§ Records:
====

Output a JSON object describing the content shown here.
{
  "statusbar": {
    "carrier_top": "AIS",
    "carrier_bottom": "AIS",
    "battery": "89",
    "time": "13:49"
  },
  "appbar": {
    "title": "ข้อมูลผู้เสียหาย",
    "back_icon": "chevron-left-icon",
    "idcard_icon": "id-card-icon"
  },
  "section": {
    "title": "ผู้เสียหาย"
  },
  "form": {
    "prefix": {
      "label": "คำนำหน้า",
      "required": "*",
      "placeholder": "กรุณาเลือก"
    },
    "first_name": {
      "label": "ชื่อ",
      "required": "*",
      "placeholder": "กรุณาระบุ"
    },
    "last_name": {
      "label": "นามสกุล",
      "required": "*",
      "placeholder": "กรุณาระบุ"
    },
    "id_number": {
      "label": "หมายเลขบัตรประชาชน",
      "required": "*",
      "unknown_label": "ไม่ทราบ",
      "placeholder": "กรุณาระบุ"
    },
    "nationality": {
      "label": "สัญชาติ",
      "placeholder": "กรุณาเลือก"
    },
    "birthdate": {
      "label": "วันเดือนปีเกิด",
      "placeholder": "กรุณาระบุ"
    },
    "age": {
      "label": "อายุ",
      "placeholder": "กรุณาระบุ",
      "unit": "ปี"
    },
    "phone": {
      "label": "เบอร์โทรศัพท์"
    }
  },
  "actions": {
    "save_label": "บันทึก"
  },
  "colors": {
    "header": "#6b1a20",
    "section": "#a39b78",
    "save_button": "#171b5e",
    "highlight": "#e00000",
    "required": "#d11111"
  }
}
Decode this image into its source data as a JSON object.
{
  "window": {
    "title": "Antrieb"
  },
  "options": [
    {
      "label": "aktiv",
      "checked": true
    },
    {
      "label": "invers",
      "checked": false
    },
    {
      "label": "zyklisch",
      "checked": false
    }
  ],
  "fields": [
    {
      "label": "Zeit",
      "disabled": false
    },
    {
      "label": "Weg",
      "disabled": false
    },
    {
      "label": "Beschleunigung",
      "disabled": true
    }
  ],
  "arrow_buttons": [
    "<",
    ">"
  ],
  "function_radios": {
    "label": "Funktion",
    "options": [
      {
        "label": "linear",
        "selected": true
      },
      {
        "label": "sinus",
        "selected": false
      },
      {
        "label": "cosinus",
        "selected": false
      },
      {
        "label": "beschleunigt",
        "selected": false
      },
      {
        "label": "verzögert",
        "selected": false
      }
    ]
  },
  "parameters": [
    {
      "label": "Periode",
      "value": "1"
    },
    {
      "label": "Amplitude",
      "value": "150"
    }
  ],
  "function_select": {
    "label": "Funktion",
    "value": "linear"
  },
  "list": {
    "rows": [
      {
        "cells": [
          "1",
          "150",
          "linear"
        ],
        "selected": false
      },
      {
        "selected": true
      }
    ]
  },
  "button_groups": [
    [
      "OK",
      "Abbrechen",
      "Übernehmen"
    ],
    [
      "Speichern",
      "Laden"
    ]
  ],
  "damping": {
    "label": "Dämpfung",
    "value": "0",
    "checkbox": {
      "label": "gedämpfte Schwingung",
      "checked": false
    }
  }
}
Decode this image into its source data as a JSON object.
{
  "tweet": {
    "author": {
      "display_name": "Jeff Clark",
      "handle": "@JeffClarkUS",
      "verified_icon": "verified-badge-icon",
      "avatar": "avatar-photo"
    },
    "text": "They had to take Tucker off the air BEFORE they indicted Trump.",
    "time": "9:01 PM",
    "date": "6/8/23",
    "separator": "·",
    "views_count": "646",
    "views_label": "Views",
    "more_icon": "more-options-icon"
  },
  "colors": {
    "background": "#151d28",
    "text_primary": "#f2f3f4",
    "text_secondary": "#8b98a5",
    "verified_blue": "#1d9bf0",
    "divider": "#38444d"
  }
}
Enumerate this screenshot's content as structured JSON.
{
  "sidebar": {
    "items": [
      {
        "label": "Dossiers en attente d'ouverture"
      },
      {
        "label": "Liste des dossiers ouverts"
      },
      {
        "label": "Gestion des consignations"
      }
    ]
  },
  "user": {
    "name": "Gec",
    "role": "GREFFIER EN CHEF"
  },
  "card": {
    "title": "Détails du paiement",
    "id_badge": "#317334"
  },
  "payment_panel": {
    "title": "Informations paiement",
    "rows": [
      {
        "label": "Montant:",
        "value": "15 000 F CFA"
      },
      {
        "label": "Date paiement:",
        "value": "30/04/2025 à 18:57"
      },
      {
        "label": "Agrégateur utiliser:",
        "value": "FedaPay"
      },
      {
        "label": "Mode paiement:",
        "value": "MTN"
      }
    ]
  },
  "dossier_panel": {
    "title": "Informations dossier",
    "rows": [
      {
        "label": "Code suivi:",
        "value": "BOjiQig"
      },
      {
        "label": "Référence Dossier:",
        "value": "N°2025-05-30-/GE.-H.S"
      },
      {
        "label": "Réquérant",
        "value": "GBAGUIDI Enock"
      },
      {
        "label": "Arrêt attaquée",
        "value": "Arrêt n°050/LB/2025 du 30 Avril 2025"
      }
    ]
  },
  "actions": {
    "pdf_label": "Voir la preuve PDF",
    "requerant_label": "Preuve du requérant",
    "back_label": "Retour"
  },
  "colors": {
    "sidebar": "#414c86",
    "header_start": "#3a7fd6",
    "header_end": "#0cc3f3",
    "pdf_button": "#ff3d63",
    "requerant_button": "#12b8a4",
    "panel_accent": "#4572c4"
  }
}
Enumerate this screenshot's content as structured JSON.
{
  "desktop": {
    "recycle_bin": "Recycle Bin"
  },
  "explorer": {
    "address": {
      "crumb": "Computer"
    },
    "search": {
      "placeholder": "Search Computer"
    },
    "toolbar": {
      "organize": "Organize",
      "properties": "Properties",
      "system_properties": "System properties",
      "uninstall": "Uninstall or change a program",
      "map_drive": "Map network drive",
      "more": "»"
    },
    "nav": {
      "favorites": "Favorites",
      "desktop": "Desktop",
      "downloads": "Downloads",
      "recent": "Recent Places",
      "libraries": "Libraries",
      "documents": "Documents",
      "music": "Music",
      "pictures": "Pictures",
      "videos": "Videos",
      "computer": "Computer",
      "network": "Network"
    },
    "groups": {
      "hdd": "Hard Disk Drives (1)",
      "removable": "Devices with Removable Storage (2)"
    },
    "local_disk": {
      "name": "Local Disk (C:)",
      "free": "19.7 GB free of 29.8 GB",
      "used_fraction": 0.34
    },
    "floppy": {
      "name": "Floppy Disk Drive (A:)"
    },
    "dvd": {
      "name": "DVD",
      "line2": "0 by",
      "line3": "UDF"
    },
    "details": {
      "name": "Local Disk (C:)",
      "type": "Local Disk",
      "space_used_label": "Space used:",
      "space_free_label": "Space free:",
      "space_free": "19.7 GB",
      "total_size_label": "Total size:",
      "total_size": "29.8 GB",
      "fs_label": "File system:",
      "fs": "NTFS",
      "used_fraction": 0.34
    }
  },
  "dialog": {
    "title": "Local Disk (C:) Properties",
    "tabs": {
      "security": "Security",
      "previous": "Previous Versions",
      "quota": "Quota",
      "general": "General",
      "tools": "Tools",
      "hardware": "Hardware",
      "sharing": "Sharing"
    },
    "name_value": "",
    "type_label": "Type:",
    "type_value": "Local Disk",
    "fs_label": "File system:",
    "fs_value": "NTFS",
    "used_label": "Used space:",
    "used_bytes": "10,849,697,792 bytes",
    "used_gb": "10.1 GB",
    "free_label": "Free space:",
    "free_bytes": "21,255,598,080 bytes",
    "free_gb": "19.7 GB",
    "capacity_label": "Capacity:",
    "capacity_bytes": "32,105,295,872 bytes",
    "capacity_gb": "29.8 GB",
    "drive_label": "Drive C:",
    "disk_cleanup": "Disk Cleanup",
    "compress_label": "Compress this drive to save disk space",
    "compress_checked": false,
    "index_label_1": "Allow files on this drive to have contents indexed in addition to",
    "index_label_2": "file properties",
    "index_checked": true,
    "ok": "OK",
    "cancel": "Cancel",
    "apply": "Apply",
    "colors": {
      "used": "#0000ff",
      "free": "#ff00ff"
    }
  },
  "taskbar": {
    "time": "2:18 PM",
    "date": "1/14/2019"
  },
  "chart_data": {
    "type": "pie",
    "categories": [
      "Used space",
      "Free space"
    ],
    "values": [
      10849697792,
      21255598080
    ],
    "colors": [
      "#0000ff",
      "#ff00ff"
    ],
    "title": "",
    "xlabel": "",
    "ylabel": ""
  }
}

====

Scan the listing above for the word "icon" and copy every line that holds it.

    "back_icon": "chevron-left-icon",
    "idcard_icon": "id-card-icon"
      "verified_icon": "verified-badge-icon",
    "more_icon": "more-options-icon"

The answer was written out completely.